▶ Records shown:

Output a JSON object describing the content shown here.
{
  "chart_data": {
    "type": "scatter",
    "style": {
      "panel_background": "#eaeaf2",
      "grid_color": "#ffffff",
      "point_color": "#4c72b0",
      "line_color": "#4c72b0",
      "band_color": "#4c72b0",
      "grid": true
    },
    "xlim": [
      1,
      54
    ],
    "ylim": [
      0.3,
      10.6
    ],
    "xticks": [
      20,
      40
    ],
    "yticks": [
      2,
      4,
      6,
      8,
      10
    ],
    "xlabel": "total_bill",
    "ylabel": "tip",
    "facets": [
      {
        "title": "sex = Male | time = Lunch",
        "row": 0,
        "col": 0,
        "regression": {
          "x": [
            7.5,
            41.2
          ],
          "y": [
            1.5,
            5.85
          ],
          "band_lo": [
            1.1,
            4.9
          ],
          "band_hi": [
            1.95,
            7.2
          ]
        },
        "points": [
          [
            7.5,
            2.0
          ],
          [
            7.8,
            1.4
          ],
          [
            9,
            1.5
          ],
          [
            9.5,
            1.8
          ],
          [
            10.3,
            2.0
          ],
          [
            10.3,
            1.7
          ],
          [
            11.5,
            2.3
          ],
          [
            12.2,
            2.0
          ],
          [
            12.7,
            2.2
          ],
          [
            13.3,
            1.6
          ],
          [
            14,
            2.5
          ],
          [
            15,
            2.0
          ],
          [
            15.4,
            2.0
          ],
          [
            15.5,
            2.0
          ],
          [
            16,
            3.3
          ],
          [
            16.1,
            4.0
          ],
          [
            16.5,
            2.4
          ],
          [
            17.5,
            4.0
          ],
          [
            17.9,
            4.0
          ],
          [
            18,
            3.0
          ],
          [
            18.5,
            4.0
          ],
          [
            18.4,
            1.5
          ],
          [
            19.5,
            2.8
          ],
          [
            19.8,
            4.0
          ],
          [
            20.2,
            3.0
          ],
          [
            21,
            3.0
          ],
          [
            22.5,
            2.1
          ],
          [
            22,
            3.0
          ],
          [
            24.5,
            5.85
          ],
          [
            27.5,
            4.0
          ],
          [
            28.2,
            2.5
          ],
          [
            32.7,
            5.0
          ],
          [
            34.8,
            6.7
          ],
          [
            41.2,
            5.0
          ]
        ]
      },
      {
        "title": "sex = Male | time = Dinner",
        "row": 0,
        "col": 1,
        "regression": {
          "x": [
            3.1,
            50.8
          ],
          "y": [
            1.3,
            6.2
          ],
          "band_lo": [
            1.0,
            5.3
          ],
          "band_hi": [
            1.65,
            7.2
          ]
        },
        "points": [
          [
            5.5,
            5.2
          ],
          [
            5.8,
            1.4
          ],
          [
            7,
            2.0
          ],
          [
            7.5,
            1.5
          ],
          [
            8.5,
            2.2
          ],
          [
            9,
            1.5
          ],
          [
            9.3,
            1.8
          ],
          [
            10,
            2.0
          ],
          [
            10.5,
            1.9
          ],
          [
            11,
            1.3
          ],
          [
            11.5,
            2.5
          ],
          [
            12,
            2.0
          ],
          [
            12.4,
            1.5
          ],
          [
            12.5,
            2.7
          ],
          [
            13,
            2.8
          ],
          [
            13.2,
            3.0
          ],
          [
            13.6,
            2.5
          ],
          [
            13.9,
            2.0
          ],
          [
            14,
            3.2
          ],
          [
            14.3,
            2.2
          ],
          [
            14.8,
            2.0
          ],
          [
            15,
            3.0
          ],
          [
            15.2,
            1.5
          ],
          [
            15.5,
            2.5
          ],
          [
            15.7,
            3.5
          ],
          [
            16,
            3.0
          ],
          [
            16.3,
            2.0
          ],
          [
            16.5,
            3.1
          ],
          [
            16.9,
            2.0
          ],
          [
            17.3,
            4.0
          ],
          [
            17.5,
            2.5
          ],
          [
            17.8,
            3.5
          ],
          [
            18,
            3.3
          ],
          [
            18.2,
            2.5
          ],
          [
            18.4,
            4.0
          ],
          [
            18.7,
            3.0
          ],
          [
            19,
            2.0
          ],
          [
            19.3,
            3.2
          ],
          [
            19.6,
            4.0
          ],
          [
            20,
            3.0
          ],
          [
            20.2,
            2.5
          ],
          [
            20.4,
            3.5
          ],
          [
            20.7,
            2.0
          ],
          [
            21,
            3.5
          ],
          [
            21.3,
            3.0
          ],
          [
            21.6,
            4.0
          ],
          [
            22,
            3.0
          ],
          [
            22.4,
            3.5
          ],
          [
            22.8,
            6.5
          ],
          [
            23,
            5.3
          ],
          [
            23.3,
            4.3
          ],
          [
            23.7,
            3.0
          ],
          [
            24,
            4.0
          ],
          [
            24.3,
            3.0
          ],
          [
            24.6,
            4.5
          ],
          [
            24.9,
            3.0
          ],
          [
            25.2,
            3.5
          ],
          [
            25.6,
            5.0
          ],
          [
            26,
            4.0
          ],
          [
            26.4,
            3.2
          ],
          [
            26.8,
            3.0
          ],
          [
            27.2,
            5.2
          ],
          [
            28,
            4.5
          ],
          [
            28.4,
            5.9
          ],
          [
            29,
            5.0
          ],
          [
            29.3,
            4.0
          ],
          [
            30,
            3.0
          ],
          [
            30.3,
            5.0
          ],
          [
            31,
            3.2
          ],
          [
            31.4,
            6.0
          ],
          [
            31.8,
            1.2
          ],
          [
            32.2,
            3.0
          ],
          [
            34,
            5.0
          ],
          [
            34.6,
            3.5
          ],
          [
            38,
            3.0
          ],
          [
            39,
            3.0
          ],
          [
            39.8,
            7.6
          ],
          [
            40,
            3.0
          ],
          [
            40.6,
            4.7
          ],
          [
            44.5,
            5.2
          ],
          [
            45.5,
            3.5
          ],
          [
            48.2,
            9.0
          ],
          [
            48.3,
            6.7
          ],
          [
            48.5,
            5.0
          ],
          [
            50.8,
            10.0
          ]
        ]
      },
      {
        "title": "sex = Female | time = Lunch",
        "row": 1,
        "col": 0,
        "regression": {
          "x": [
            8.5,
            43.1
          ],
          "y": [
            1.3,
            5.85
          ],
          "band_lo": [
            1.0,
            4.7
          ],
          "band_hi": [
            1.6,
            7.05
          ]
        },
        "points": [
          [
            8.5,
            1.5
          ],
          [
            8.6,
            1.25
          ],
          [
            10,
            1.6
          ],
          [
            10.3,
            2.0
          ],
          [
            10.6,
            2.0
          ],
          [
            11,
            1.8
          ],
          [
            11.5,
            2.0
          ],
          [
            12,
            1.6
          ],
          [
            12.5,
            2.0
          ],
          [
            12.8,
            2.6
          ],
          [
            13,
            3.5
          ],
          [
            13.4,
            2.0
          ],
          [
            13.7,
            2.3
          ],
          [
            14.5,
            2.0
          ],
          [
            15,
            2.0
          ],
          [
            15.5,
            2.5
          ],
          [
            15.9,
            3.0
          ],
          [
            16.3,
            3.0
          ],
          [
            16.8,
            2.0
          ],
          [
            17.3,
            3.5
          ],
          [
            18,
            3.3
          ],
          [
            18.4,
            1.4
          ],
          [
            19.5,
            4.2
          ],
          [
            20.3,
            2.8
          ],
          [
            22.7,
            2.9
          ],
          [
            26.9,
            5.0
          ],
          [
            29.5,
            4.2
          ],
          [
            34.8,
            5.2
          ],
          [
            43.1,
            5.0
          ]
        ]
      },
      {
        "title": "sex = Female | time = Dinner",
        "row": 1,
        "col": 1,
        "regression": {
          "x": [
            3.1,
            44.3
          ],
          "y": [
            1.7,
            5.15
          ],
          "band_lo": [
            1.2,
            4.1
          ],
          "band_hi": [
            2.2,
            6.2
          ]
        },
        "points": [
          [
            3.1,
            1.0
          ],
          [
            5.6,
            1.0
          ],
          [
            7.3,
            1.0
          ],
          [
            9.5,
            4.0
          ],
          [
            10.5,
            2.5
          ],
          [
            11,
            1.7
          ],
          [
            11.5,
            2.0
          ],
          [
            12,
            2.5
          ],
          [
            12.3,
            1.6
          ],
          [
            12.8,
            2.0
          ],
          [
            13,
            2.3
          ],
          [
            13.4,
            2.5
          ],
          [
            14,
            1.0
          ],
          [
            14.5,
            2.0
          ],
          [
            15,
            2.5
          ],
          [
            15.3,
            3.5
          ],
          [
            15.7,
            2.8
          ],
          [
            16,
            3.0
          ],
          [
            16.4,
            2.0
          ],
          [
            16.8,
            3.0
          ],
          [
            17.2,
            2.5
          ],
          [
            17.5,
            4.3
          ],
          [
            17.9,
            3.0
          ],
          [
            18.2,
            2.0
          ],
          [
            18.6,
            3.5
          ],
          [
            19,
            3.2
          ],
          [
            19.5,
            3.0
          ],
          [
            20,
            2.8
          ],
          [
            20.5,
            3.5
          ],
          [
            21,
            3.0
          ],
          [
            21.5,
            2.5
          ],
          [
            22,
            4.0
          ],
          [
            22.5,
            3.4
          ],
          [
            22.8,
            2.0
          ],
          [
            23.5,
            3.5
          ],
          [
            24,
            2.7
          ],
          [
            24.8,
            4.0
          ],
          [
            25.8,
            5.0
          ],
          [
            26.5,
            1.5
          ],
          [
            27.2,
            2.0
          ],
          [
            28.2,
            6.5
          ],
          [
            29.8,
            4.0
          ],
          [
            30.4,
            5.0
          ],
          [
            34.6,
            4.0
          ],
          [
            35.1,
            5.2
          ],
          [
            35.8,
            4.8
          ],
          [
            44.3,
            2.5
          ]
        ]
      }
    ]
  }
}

▶ Goal: From the data above, pick out each line containing "Lunch" and copy it.

▶ Response to the task:
        "title": "sex = Male | time = Lunch",
        "title": "sex = Female | time = Lunch",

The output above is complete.